>>

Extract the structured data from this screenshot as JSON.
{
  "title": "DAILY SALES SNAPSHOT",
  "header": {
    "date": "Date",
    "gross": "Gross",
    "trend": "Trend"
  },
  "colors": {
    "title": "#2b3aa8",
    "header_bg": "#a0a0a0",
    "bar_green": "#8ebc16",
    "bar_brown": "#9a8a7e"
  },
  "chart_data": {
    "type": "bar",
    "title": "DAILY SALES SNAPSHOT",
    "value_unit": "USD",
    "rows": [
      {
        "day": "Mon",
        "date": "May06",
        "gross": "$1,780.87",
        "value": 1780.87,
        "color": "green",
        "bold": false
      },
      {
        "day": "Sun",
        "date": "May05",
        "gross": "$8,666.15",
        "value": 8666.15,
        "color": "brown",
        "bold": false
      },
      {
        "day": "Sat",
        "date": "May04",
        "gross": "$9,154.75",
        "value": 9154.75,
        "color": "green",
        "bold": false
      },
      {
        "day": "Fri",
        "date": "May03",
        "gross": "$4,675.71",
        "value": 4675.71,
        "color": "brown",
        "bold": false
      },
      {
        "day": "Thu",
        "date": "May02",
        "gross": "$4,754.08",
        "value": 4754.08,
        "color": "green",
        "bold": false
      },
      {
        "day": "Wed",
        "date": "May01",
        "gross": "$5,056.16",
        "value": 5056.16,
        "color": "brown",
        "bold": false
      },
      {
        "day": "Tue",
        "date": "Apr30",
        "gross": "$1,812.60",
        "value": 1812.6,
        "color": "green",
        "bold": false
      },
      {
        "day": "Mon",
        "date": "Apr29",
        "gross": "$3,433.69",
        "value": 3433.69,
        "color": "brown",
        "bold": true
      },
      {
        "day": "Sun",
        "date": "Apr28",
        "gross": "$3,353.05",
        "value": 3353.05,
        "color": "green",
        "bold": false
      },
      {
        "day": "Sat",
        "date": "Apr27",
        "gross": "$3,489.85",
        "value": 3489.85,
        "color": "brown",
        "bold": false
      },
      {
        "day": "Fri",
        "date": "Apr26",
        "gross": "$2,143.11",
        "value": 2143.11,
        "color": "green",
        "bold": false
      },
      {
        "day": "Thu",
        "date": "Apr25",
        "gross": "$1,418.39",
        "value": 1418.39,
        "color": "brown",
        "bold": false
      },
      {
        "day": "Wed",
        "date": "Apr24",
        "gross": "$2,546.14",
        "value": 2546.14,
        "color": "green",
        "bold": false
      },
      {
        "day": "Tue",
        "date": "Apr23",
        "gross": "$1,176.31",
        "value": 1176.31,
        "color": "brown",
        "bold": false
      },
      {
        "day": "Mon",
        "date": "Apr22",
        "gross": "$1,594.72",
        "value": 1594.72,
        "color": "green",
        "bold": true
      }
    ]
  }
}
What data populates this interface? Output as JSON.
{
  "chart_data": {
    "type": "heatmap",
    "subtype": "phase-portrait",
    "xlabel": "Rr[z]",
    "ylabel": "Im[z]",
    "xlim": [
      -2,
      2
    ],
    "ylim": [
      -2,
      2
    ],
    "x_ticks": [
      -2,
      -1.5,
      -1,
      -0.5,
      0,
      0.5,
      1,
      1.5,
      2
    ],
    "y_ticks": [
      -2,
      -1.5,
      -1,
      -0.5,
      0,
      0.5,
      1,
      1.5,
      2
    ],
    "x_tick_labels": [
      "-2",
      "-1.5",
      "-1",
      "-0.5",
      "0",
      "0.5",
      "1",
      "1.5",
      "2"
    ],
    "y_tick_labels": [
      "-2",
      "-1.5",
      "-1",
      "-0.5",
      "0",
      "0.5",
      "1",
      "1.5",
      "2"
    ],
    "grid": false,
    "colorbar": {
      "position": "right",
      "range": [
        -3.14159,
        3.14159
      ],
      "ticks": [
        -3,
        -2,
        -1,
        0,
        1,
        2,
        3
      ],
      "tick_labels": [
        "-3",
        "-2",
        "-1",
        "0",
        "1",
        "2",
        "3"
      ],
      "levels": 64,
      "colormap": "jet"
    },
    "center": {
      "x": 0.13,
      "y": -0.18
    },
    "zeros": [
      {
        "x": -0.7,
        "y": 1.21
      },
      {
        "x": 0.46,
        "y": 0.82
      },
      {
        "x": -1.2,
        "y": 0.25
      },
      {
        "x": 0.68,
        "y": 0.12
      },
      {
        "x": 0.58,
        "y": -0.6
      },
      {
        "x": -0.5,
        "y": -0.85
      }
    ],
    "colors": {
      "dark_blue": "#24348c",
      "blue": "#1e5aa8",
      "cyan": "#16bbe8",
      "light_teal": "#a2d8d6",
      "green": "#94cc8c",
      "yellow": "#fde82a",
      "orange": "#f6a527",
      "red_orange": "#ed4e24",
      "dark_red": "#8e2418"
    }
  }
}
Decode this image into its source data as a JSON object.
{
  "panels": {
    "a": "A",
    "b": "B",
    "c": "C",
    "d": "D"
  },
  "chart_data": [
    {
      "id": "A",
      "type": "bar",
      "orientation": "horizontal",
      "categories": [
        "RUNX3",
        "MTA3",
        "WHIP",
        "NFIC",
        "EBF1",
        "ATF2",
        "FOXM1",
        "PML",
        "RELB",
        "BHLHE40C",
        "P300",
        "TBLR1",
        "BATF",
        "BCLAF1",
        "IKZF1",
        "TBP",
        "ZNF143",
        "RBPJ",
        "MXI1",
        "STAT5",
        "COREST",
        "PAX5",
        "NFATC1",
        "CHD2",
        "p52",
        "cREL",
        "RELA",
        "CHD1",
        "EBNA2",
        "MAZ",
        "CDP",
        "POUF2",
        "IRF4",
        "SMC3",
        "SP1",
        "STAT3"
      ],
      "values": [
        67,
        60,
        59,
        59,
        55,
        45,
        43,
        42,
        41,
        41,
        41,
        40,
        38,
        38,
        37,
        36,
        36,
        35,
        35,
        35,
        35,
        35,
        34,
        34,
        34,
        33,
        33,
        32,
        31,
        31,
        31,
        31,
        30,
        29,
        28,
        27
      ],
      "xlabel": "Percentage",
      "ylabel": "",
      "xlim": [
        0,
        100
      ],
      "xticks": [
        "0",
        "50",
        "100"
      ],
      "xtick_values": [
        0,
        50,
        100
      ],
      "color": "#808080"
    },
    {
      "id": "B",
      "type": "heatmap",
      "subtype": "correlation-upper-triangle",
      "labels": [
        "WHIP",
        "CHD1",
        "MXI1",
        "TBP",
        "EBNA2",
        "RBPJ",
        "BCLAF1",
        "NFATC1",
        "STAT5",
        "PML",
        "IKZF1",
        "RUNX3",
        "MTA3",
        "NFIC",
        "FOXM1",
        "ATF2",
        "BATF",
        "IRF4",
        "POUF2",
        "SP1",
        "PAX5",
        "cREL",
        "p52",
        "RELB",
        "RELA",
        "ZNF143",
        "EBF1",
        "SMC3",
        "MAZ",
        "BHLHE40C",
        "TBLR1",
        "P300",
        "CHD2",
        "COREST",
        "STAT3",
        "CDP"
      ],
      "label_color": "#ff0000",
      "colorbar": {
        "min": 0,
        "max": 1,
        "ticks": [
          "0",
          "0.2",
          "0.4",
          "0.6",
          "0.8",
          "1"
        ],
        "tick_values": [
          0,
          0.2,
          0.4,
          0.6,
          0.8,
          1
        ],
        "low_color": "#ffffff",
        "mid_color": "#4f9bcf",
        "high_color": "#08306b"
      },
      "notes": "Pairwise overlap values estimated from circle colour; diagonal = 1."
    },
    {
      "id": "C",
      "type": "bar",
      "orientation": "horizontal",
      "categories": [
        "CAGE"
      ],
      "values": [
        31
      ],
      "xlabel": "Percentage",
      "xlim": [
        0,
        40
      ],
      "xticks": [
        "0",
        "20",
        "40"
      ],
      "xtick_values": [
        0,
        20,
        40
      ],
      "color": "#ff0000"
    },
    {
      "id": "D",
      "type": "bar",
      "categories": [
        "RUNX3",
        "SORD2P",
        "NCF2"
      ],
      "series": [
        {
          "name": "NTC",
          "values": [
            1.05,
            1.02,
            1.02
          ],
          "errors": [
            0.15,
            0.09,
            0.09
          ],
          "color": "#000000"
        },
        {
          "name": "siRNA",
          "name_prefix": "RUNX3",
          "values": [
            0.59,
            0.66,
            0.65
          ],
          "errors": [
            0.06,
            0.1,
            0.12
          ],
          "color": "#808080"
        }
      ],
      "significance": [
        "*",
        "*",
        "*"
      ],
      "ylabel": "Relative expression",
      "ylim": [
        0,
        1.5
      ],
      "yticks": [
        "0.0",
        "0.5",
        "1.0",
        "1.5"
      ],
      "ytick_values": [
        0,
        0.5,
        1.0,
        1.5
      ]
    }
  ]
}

<<

- **Short exercise**:
Return all lines of the material above in which the word "subtype" occurs.

- **Solution to this task**:
    "subtype": "phase-portrait",
      "subtype": "correlation-upper-triangle",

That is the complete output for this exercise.